▶ [GOAL]:
Count lines, not occurrences: give the number of lines holding the word "Tuấn", and nothing besides.

▶ [MATERIAL FOR THIS EXERCISE]:
* * * * * * * * *

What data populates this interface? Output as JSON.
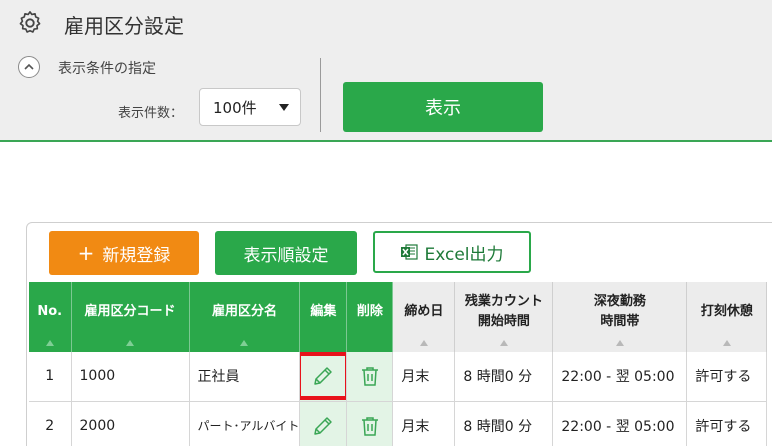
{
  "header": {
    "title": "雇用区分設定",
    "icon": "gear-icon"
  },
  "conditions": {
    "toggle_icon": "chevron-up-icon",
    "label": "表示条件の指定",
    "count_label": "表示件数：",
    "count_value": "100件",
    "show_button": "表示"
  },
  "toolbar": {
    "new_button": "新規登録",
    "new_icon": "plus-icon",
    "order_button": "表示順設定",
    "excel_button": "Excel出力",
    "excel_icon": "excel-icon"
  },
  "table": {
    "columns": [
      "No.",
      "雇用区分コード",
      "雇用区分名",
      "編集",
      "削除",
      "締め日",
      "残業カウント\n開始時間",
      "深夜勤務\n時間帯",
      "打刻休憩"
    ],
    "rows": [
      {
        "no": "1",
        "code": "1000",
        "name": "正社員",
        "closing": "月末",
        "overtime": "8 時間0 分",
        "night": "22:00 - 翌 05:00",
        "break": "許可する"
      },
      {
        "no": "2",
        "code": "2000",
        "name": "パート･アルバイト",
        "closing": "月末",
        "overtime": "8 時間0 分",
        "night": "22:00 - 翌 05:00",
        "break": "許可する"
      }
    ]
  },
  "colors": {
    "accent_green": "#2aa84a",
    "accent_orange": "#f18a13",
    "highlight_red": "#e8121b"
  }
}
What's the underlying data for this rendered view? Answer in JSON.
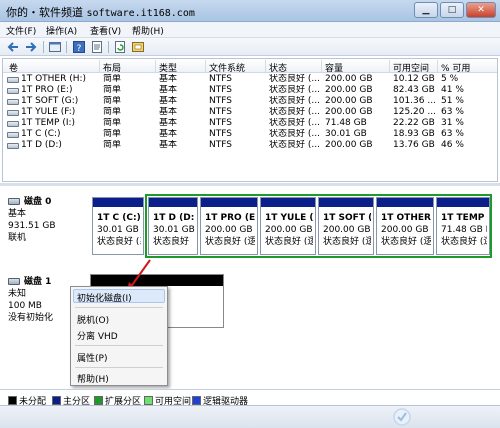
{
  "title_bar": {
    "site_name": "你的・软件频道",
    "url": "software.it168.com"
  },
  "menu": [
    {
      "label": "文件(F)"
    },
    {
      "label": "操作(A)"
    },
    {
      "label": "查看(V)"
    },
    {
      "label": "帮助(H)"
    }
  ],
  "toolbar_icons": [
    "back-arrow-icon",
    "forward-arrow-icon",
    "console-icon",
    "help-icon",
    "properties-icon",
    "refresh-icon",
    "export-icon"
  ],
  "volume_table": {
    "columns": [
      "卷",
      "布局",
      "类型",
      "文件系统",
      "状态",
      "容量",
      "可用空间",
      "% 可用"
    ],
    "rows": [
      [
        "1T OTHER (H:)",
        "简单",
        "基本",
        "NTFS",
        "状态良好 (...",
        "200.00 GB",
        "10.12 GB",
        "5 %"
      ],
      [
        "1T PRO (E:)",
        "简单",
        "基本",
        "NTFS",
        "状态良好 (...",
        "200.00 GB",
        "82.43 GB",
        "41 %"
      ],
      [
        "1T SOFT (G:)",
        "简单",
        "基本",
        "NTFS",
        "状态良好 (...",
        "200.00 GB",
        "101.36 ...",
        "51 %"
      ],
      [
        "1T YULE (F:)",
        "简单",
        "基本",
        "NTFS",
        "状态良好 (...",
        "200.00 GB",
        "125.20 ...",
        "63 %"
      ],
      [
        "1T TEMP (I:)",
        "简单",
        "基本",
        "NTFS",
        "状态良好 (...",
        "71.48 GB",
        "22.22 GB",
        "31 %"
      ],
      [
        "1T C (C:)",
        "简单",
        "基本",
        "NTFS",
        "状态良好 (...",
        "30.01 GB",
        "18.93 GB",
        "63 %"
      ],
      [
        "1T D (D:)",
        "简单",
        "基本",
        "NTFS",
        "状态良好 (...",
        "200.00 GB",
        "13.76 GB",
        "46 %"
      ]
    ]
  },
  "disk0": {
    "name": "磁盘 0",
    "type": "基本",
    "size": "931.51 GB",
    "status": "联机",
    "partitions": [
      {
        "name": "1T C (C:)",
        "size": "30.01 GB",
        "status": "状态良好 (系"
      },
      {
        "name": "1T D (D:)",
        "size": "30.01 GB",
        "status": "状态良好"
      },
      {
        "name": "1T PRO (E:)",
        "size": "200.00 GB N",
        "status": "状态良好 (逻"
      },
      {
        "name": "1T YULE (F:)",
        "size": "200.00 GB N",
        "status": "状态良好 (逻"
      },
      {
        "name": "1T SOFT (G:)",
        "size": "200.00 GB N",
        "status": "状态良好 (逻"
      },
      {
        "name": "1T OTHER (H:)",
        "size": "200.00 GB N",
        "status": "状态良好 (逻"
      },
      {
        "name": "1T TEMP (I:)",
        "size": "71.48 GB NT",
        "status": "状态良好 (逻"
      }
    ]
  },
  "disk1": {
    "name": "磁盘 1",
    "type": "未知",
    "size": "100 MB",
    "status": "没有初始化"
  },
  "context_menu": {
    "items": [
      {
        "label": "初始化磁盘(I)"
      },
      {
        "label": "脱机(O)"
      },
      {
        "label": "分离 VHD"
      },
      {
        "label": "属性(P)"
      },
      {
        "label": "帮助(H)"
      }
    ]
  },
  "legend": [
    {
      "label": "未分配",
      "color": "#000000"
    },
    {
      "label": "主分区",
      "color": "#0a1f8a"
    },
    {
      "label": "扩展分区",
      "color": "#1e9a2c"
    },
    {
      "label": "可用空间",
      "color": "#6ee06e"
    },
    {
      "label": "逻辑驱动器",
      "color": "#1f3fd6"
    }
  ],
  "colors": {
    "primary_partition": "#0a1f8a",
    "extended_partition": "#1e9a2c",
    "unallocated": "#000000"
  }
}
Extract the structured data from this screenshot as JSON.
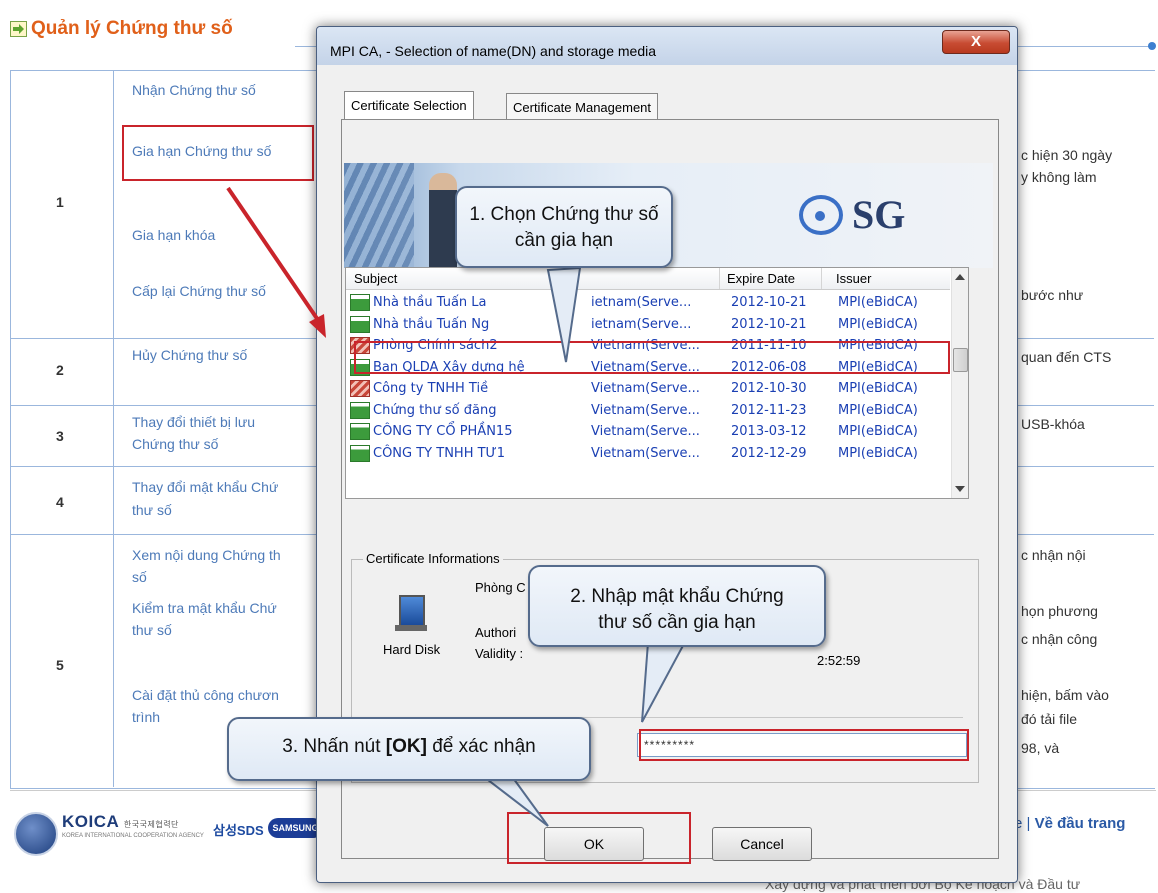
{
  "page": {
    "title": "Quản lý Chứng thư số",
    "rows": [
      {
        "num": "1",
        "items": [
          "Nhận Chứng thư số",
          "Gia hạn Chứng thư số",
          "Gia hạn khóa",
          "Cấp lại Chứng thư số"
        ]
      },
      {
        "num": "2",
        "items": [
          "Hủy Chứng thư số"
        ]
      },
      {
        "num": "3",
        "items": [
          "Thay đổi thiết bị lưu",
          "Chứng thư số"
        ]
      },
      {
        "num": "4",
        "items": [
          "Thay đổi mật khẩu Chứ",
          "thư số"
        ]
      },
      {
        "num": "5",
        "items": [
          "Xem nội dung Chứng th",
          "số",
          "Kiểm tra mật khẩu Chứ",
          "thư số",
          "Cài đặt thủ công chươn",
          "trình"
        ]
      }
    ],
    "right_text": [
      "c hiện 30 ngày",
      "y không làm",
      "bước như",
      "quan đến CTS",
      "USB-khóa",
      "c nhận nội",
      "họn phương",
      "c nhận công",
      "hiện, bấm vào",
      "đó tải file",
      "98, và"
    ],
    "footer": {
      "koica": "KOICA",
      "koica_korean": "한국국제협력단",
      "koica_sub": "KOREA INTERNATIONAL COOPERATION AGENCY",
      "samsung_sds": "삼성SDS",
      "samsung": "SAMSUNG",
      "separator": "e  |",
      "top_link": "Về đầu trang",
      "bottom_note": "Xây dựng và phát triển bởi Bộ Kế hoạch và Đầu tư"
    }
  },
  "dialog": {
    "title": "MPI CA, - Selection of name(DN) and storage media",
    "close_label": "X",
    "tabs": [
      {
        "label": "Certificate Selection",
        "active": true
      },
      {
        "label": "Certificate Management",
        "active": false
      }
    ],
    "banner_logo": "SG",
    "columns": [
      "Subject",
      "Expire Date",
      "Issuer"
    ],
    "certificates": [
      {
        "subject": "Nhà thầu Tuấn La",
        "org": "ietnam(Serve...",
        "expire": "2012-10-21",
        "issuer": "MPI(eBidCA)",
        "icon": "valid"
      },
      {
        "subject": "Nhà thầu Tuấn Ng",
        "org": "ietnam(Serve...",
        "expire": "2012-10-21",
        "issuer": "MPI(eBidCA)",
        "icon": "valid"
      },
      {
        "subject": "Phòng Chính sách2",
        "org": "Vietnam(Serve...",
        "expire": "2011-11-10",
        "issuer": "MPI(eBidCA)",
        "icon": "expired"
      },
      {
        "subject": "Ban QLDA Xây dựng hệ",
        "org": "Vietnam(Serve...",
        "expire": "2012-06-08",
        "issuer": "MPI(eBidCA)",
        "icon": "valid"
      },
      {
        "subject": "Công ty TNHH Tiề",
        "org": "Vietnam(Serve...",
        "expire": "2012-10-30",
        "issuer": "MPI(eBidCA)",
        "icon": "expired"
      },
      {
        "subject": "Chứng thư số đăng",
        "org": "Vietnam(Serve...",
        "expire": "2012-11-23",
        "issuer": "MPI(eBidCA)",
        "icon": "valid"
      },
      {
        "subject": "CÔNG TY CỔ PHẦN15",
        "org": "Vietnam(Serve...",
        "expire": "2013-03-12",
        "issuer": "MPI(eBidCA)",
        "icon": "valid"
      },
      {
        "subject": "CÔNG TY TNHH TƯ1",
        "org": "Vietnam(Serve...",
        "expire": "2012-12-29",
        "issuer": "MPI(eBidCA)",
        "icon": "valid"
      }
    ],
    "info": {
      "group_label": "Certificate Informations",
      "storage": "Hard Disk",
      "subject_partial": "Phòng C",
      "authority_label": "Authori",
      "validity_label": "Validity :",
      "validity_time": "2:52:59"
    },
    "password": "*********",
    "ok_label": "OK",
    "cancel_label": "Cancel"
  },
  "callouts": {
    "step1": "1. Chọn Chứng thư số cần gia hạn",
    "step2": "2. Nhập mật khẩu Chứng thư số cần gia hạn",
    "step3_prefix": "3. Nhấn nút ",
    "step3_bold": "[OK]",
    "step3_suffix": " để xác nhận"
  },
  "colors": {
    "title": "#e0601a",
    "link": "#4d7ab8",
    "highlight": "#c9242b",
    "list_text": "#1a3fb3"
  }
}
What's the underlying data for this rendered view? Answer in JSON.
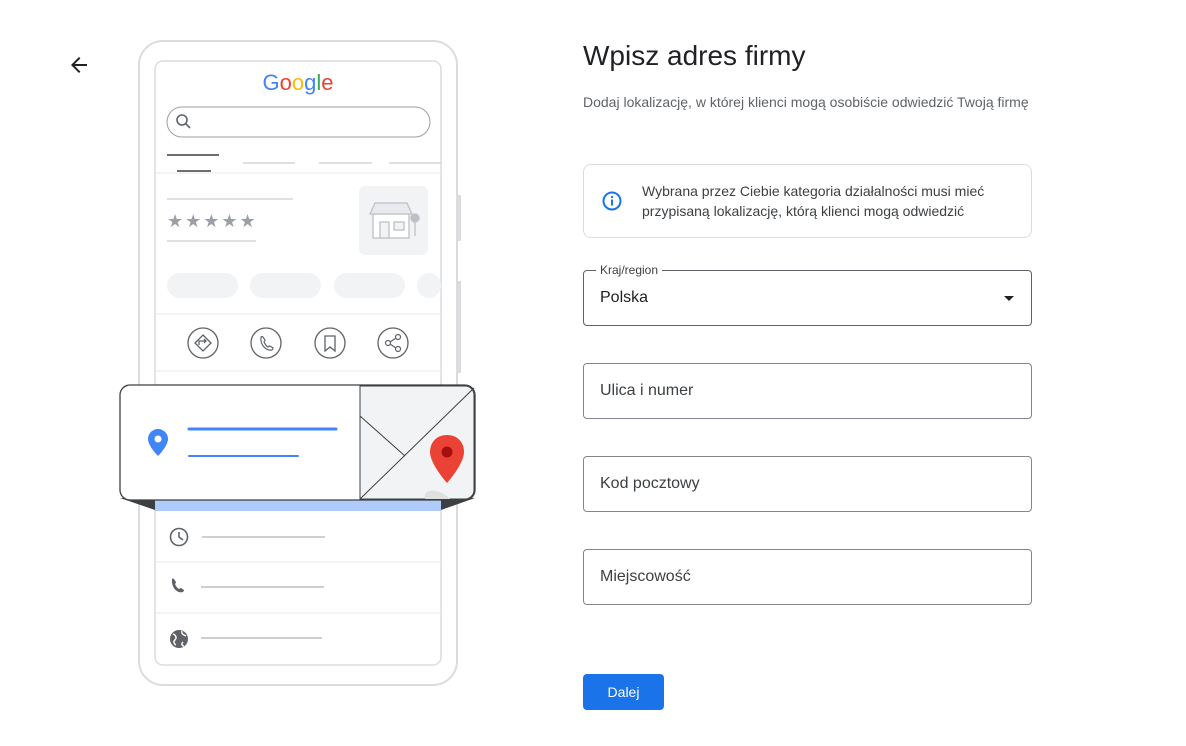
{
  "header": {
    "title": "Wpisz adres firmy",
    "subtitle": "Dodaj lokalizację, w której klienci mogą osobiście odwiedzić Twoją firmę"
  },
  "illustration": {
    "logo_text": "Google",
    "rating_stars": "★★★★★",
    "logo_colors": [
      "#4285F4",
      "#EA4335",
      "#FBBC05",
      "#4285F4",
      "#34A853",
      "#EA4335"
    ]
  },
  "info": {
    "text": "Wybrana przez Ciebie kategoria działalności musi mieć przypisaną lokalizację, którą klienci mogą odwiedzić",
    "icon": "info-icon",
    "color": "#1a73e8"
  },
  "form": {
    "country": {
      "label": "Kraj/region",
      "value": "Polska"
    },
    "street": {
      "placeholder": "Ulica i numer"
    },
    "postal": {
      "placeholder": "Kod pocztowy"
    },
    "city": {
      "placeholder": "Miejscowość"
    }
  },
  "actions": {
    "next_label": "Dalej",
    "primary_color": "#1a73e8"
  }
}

* * * * * * * * *

▶ [RESULT FOR THIS TASK]:
2